┌──

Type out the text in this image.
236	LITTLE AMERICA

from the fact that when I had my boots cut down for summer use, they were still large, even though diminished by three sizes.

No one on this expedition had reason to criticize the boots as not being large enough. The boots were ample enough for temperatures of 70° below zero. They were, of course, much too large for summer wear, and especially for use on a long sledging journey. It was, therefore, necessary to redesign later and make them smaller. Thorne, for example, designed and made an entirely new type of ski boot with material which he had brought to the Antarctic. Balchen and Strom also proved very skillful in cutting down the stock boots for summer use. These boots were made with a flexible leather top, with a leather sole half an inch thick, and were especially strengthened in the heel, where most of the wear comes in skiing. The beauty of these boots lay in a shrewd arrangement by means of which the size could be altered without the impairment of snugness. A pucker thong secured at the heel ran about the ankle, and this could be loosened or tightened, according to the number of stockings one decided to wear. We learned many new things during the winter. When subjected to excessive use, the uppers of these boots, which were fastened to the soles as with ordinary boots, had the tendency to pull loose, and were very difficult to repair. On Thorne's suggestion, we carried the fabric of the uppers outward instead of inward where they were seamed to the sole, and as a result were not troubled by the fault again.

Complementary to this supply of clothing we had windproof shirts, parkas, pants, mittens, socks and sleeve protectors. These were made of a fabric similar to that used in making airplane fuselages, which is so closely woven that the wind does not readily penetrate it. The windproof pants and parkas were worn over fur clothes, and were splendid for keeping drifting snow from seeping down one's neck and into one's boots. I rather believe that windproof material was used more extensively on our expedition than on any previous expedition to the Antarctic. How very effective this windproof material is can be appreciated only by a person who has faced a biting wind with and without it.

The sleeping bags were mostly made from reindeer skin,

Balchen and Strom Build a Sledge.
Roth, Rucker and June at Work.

└──

Looking at the data above, show all lines where the word "from" occurs.

EXERCISE RESULT:
from the fact that when I had my boots cut down for summer use, they were still large, even though diminished by three sizes.
Complementary to this supply of clothing we had windproof shirts, parkas, pants, mittens, socks and sleeve protectors. These were made of a fabric similar to that used in making airplane fuselages, which is so closely woven that the wind does not readily penetrate it. The windproof pants and parkas were worn over fur clothes, and were splendid for keeping drifting snow from seeping down one's neck and into one's boots. I rather believe that windproof material was used more extensively on our expedition than on any previous expedition to the Antarctic. How very effective this windproof material is can be appreciated only by a person who has faced a biting wind with and without it.
The sleeping bags were mostly made from reindeer skin,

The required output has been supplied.